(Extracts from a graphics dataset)
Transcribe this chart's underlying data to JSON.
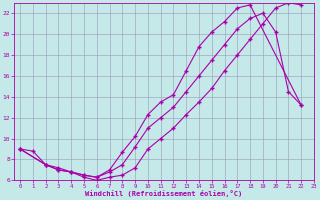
{
  "title": "",
  "xlabel": "Windchill (Refroidissement éolien,°C)",
  "ylabel": "",
  "xlim": [
    -0.5,
    23
  ],
  "ylim": [
    6,
    23
  ],
  "xticks": [
    0,
    1,
    2,
    3,
    4,
    5,
    6,
    7,
    8,
    9,
    10,
    11,
    12,
    13,
    14,
    15,
    16,
    17,
    18,
    19,
    20,
    21,
    22,
    23
  ],
  "yticks": [
    6,
    8,
    10,
    12,
    14,
    16,
    18,
    20,
    22
  ],
  "bg_color": "#c5e8e8",
  "line_color": "#aa00aa",
  "grid_color": "#9999bb",
  "curve1_x": [
    0,
    1,
    2,
    3,
    4,
    5,
    6,
    7,
    8,
    9,
    10,
    11,
    12,
    13,
    14,
    15,
    16,
    17,
    18,
    22
  ],
  "curve1_y": [
    9.0,
    8.8,
    7.5,
    7.2,
    6.8,
    6.5,
    6.3,
    7.0,
    8.7,
    10.2,
    12.3,
    13.5,
    14.2,
    16.5,
    18.8,
    20.2,
    21.2,
    22.5,
    22.8,
    13.2
  ],
  "curve2_x": [
    0,
    2,
    3,
    4,
    5,
    6,
    7,
    8,
    9,
    10,
    11,
    12,
    13,
    14,
    15,
    16,
    17,
    18,
    19,
    20,
    21,
    22
  ],
  "curve2_y": [
    9.0,
    7.5,
    7.0,
    6.8,
    6.5,
    6.3,
    6.8,
    7.5,
    9.2,
    11.0,
    12.0,
    13.0,
    14.5,
    16.0,
    17.5,
    19.0,
    20.5,
    21.5,
    22.0,
    20.2,
    14.5,
    13.2
  ],
  "curve3_x": [
    0,
    2,
    3,
    4,
    5,
    6,
    7,
    8,
    9,
    10,
    11,
    12,
    13,
    14,
    15,
    16,
    17,
    18,
    19,
    20,
    21,
    22
  ],
  "curve3_y": [
    9.0,
    7.5,
    7.0,
    6.8,
    6.3,
    6.0,
    6.3,
    6.5,
    7.2,
    9.0,
    10.0,
    11.0,
    12.3,
    13.5,
    14.8,
    16.5,
    18.0,
    19.5,
    21.0,
    22.5,
    23.0,
    22.8
  ]
}
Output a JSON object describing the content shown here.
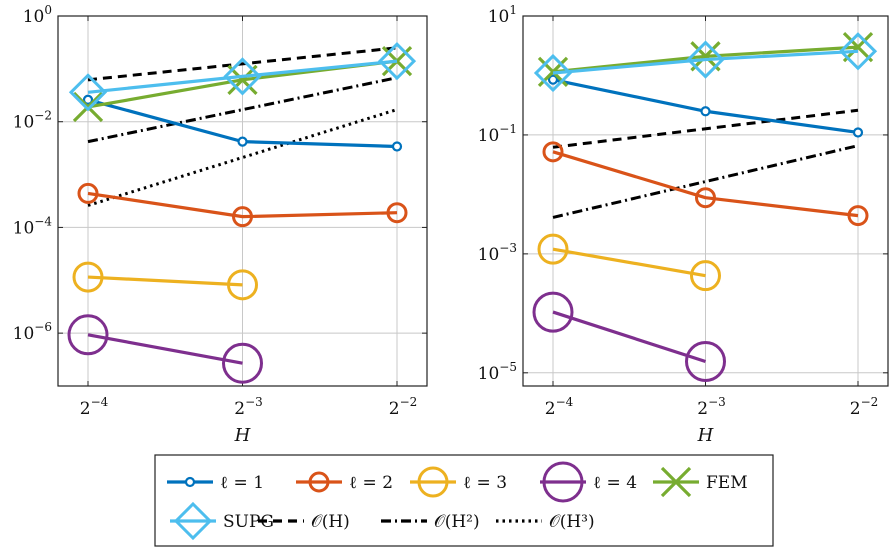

* **PROBLEM DESCRIPTION**: Go over the data above and copy every line that has the word "JSON" in it.

* **THE COMPLETED TASK**:
Transcribe this chart's underlying data to JSON.
Output a JSON object describing the content shown here.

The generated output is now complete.